── Available records

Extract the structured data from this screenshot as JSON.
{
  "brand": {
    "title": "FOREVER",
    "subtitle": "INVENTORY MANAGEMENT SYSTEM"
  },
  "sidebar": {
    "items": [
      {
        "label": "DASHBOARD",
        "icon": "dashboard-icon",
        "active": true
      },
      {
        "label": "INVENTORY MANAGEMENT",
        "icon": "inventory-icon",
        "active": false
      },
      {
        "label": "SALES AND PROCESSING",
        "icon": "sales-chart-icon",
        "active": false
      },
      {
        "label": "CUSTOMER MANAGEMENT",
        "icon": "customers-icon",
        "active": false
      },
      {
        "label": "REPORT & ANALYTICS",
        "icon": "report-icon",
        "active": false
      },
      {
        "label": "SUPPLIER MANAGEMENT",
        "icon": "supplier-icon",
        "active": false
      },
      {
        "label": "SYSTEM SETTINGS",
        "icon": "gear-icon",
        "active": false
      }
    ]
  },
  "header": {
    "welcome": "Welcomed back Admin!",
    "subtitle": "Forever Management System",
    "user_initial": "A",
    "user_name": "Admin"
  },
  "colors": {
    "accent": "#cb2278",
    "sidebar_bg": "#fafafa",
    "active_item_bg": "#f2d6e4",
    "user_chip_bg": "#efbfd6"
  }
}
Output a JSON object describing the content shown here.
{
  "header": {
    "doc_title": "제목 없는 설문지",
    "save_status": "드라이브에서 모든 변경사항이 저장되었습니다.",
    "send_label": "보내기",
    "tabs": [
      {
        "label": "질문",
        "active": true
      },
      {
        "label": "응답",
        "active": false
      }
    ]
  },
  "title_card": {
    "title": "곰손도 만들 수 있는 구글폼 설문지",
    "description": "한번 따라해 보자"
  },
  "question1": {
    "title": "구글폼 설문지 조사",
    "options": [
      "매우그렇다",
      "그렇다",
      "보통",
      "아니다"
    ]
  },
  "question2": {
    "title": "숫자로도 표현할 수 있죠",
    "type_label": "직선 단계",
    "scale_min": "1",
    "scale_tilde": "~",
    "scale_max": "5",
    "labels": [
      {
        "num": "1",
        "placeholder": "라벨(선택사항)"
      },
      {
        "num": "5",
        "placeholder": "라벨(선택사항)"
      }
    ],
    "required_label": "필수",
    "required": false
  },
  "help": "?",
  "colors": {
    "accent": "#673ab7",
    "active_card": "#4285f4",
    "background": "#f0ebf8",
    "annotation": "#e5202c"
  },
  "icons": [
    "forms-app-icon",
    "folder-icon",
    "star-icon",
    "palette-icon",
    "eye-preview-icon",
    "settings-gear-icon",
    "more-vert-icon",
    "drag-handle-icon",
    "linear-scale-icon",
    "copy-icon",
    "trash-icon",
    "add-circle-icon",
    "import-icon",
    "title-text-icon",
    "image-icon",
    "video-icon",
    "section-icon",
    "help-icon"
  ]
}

────

**Problem to solve:** Reproduce each record shown above without altering a single word.

**Expected answer:**
Extract the structured data from this screenshot as JSON.
{
  "brand": {
    "title": "FOREVER",
    "subtitle": "INVENTORY MANAGEMENT SYSTEM"
  },
  "sidebar": {
    "items": [
      {
        "label": "DASHBOARD",
        "icon": "dashboard-icon",
        "active": true
      },
      {
        "label": "INVENTORY MANAGEMENT",
        "icon": "inventory-icon",
        "active": false
      },
      {
        "label": "SALES AND PROCESSING",
        "icon": "sales-chart-icon",
        "active": false
      },
      {
        "label": "CUSTOMER MANAGEMENT",
        "icon": "customers-icon",
        "active": false
      },
      {
        "label": "REPORT & ANALYTICS",
        "icon": "report-icon",
        "active": false
      },
      {
        "label": "SUPPLIER MANAGEMENT",
        "icon": "supplier-icon",
        "active": false
      },
      {
        "label": "SYSTEM SETTINGS",
        "icon": "gear-icon",
        "active": false
      }
    ]
  },
  "header": {
    "welcome": "Welcomed back Admin!",
    "subtitle": "Forever Management System",
    "user_initial": "A",
    "user_name": "Admin"
  },
  "colors": {
    "accent": "#cb2278",
    "sidebar_bg": "#fafafa",
    "active_item_bg": "#f2d6e4",
    "user_chip_bg": "#efbfd6"
  }
}
Output a JSON object describing the content shown here.
{
  "header": {
    "doc_title": "제목 없는 설문지",
    "save_status": "드라이브에서 모든 변경사항이 저장되었습니다.",
    "send_label": "보내기",
    "tabs": [
      {
        "label": "질문",
        "active": true
      },
      {
        "label": "응답",
        "active": false
      }
    ]
  },
  "title_card": {
    "title": "곰손도 만들 수 있는 구글폼 설문지",
    "description": "한번 따라해 보자"
  },
  "question1": {
    "title": "구글폼 설문지 조사",
    "options": [
      "매우그렇다",
      "그렇다",
      "보통",
      "아니다"
    ]
  },
  "question2": {
    "title": "숫자로도 표현할 수 있죠",
    "type_label": "직선 단계",
    "scale_min": "1",
    "scale_tilde": "~",
    "scale_max": "5",
    "labels": [
      {
        "num": "1",
        "placeholder": "라벨(선택사항)"
      },
      {
        "num": "5",
        "placeholder": "라벨(선택사항)"
      }
    ],
    "required_label": "필수",
    "required": false
  },
  "help": "?",
  "colors": {
    "accent": "#673ab7",
    "active_card": "#4285f4",
    "background": "#f0ebf8",
    "annotation": "#e5202c"
  },
  "icons": [
    "forms-app-icon",
    "folder-icon",
    "star-icon",
    "palette-icon",
    "eye-preview-icon",
    "settings-gear-icon",
    "more-vert-icon",
    "drag-handle-icon",
    "linear-scale-icon",
    "copy-icon",
    "trash-icon",
    "add-circle-icon",
    "import-icon",
    "title-text-icon",
    "image-icon",
    "video-icon",
    "section-icon",
    "help-icon"
  ]
}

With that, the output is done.